TO BE DONE:
Pick out the lines in the listing below that contain the word "reading" and copy them.

---- DATA LINES

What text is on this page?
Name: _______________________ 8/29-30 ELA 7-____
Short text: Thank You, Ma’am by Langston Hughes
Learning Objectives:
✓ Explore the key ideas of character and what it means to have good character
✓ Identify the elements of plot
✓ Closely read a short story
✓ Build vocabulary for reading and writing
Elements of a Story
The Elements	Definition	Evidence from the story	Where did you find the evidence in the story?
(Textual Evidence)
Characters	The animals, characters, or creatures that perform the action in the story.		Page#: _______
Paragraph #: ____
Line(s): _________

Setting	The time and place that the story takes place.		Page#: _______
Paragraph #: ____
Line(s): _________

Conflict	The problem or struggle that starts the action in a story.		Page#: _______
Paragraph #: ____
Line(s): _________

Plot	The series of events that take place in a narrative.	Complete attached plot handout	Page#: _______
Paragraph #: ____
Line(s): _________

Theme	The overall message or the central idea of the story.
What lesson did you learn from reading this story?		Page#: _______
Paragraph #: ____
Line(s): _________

--------

EXERCISE ANSWER:
✓ Build vocabulary for reading and writing
What lesson did you learn from reading this story?		Page#: _______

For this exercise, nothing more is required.